## What the task asks
Reproduce the stretch of the listing from the line containing "more-icon[interactable] <box>335 24" through the line containing "avatar <box>736 467 776 507</box>", keeping every character unchanged. Include both of those lines and nothing else.
***** Data excerpts *****
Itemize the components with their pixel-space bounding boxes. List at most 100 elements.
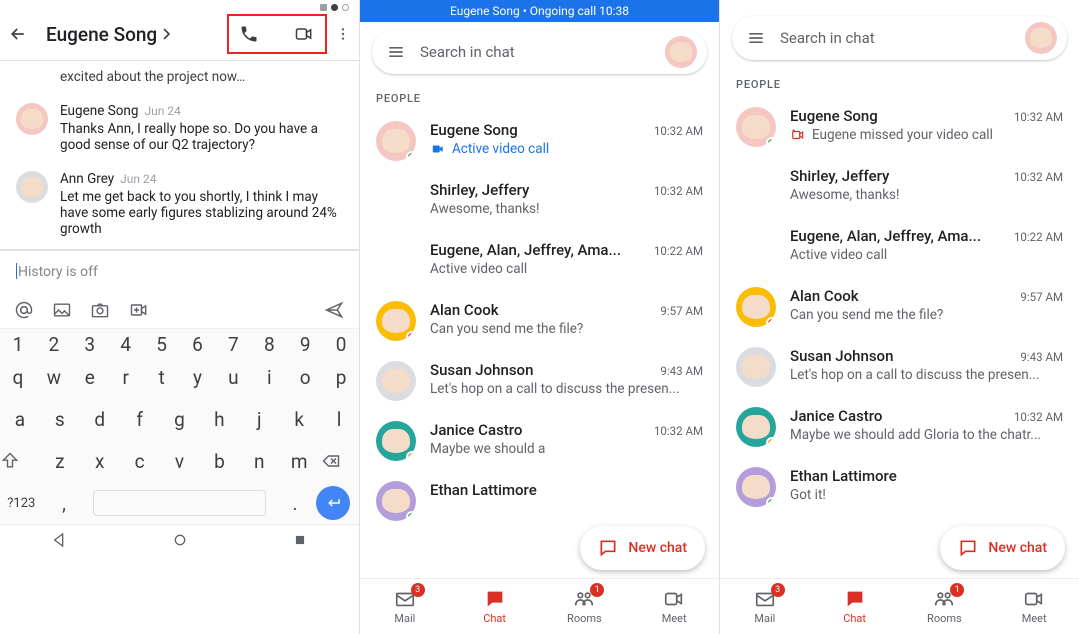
more-icon[interactable] <box>335 24 351 44</box>
key-u[interactable]: u <box>215 366 251 389</box>
menu-icon[interactable] <box>386 42 406 62</box>
send-icon[interactable] <box>323 300 345 320</box>
chat-name: Ethan Lattimore <box>430 481 695 499</box>
account-avatar[interactable] <box>1025 22 1057 54</box>
enter-key[interactable] <box>316 486 359 520</box>
key-j[interactable]: j <box>239 408 279 431</box>
video-add-icon[interactable] <box>128 300 150 320</box>
chat-row[interactable]: Alan Cook9:57 AMCan you send me the file… <box>360 291 719 351</box>
chat-row[interactable]: Susan Johnson9:43 AMLet's hop on a call … <box>360 351 719 411</box>
chat-row[interactable]: Janice Castro10:32 AMMaybe we should a <box>360 411 719 471</box>
chat-row[interactable]: Shirley, Jeffery10:32 AMAwesome, thanks! <box>360 171 719 231</box>
nav-rooms[interactable]: 1Rooms <box>900 579 990 634</box>
new-chat-fab[interactable]: New chat <box>580 526 705 570</box>
key-k[interactable]: k <box>279 408 319 431</box>
search-bar[interactable]: Search in chat <box>732 16 1067 60</box>
new-chat-fab[interactable]: New chat <box>940 526 1065 570</box>
chat-row[interactable]: Ethan Lattimore <box>360 471 719 531</box>
key-i[interactable]: i <box>251 366 287 389</box>
key-r[interactable]: r <box>108 366 144 389</box>
key-9[interactable]: 9 <box>287 333 323 356</box>
key-5[interactable]: 5 <box>144 333 180 356</box>
key-t[interactable]: t <box>144 366 180 389</box>
chat-row[interactable]: Alan Cook9:57 AMCan you send me the file… <box>720 277 1079 337</box>
key-d[interactable]: d <box>80 408 120 431</box>
key-8[interactable]: 8 <box>251 333 287 356</box>
nav-mail[interactable]: 3Mail <box>720 579 810 634</box>
avatar <box>736 107 776 147</box>
chat-row[interactable]: Eugene Song10:32 AMActive video call <box>360 111 719 171</box>
key-g[interactable]: g <box>160 408 200 431</box>
chat-row[interactable]: Shirley, Jeffery10:32 AMAwesome, thanks! <box>720 157 1079 217</box>
nav-home-icon[interactable] <box>172 532 188 548</box>
account-avatar[interactable] <box>665 36 697 68</box>
nav-chat[interactable]: Chat <box>810 579 900 634</box>
keyboard[interactable]: 1234567890 qwertyuiop asdfghjkl zxcvbnm … <box>0 328 359 524</box>
key-4[interactable]: 4 <box>108 333 144 356</box>
avatar <box>736 467 776 507</box>
avatar <box>736 287 776 327</box>
camera-icon[interactable] <box>90 300 110 320</box>
key-s[interactable]: s <box>40 408 80 431</box>
key-n[interactable]: n <box>239 450 279 473</box>
nav-mail[interactable]: 3Mail <box>360 579 450 634</box>
key-2[interactable]: 2 <box>36 333 72 356</box>
chat-row[interactable]: Susan Johnson9:43 AMLet's hop on a call … <box>720 337 1079 397</box>
video-icon[interactable] <box>293 24 315 44</box>
key-3[interactable]: 3 <box>72 333 108 356</box>
shift-key[interactable] <box>0 451 40 471</box>
key-a[interactable]: a <box>0 408 40 431</box>
nav-chat[interactable]: Chat <box>450 579 540 634</box>
sym-key[interactable]: ?123 <box>0 496 43 511</box>
nav-rooms[interactable]: 1Rooms <box>540 579 630 634</box>
image-icon[interactable] <box>52 300 72 320</box>
menu-icon[interactable] <box>746 28 766 48</box>
mention-icon[interactable] <box>14 300 34 320</box>
nav-back-icon[interactable] <box>52 532 68 548</box>
key-v[interactable]: v <box>160 450 200 473</box>
key-m[interactable]: m <box>279 450 319 473</box>
key-7[interactable]: 7 <box>215 333 251 356</box>
key-h[interactable]: h <box>199 408 239 431</box>
key-p[interactable]: p <box>323 366 359 389</box>
phone-icon[interactable] <box>239 24 259 44</box>
chat-time: 10:32 AM <box>1014 110 1063 124</box>
compose-area[interactable]: History is off <box>0 250 359 290</box>
space-key[interactable] <box>93 490 266 516</box>
chat-row[interactable]: Eugene Song10:32 AMEugene missed your vi… <box>720 97 1079 157</box>
key-6[interactable]: 6 <box>180 333 216 356</box>
key-0[interactable]: 0 <box>323 333 359 356</box>
chat-name: Shirley, Jeffery <box>430 181 646 199</box>
msg-text: Let me get back to you shortly, I think … <box>60 189 343 237</box>
chat-row[interactable]: Janice Castro10:32 AMMaybe we should add… <box>720 397 1079 457</box>
key-f[interactable]: f <box>120 408 160 431</box>
key-w[interactable]: w <box>36 366 72 389</box>
search-bar[interactable]: Search in chat <box>372 30 707 74</box>
key-e[interactable]: e <box>72 366 108 389</box>
nav-recent-icon[interactable] <box>293 533 307 547</box>
avatar <box>736 227 776 267</box>
nav-meet[interactable]: Meet <box>629 579 719 634</box>
nav-meet[interactable]: Meet <box>989 579 1079 634</box>
key-l[interactable]: l <box>319 408 359 431</box>
key-x[interactable]: x <box>80 450 120 473</box>
key-c[interactable]: c <box>120 450 160 473</box>
ongoing-call-bar[interactable]: Eugene Song • Ongoing call 10:38 <box>360 0 719 22</box>
backspace-key[interactable] <box>319 451 359 471</box>
key-b[interactable]: b <box>199 450 239 473</box>
key-o[interactable]: o <box>287 366 323 389</box>
chat-title[interactable]: Eugene Song <box>46 23 171 46</box>
chat-row[interactable]: Eugene, Alan, Jeffrey, Ama...10:22 AMAct… <box>720 217 1079 277</box>
comma-key[interactable]: , <box>43 492 86 515</box>
key-1[interactable]: 1 <box>0 333 36 356</box>
avatar <box>376 121 416 161</box>
msg-time: Jun 24 <box>120 172 156 186</box>
back-icon[interactable] <box>8 24 32 44</box>
bottom-nav: 3Mail Chat 1Rooms Meet <box>360 578 719 634</box>
key-q[interactable]: q <box>0 366 36 389</box>
chat-row[interactable]: Ethan LattimoreGot it! <box>720 457 1079 517</box>
key-y[interactable]: y <box>180 366 216 389</box>
chat-row[interactable]: Eugene, Alan, Jeffrey, Ama...10:22 AMAct… <box>360 231 719 291</box>
key-z[interactable]: z <box>40 450 80 473</box>
period-key[interactable]: . <box>274 492 317 515</box>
*****
## Output for this task
more-icon[interactable] <box>335 24 351 44</box>
key-u[interactable]: u <box>215 366 251 389</box>
menu-icon[interactable] <box>386 42 406 62</box>
send-icon[interactable] <box>323 300 345 320</box>
chat-name: Ethan Lattimore <box>430 481 695 499</box>
account-avatar[interactable] <box>1025 22 1057 54</box>
enter-key[interactable] <box>316 486 359 520</box>
key-j[interactable]: j <box>239 408 279 431</box>
video-add-icon[interactable] <box>128 300 150 320</box>
chat-row[interactable]: Alan Cook9:57 AMCan you send me the file… <box>360 291 719 351</box>
chat-row[interactable]: Susan Johnson9:43 AMLet's hop on a call … <box>360 351 719 411</box>
chat-row[interactable]: Janice Castro10:32 AMMaybe we should a <box>360 411 719 471</box>
chat-row[interactable]: Shirley, Jeffery10:32 AMAwesome, thanks! <box>360 171 719 231</box>
nav-rooms[interactable]: 1Rooms <box>900 579 990 634</box>
new-chat-fab[interactable]: New chat <box>580 526 705 570</box>
key-k[interactable]: k <box>279 408 319 431</box>
search-bar[interactable]: Search in chat <box>732 16 1067 60</box>
new-chat-fab[interactable]: New chat <box>940 526 1065 570</box>
chat-row[interactable]: Ethan Lattimore <box>360 471 719 531</box>
key-i[interactable]: i <box>251 366 287 389</box>
key-r[interactable]: r <box>108 366 144 389</box>
key-9[interactable]: 9 <box>287 333 323 356</box>
key-5[interactable]: 5 <box>144 333 180 356</box>
key-t[interactable]: t <box>144 366 180 389</box>
chat-row[interactable]: Alan Cook9:57 AMCan you send me the file… <box>720 277 1079 337</box>
key-d[interactable]: d <box>80 408 120 431</box>
key-8[interactable]: 8 <box>251 333 287 356</box>
nav-mail[interactable]: 3Mail <box>720 579 810 634</box>
avatar <box>736 107 776 147</box>
chat-row[interactable]: Eugene Song10:32 AMActive video call <box>360 111 719 171</box>
key-g[interactable]: g <box>160 408 200 431</box>
chat-row[interactable]: Shirley, Jeffery10:32 AMAwesome, thanks! <box>720 157 1079 217</box>
nav-home-icon[interactable] <box>172 532 188 548</box>
account-avatar[interactable] <box>665 36 697 68</box>
nav-chat[interactable]: Chat <box>810 579 900 634</box>
keyboard[interactable]: 1234567890 qwertyuiop asdfghjkl zxcvbnm … <box>0 328 359 524</box>
key-4[interactable]: 4 <box>108 333 144 356</box>
avatar <box>736 467 776 507</box>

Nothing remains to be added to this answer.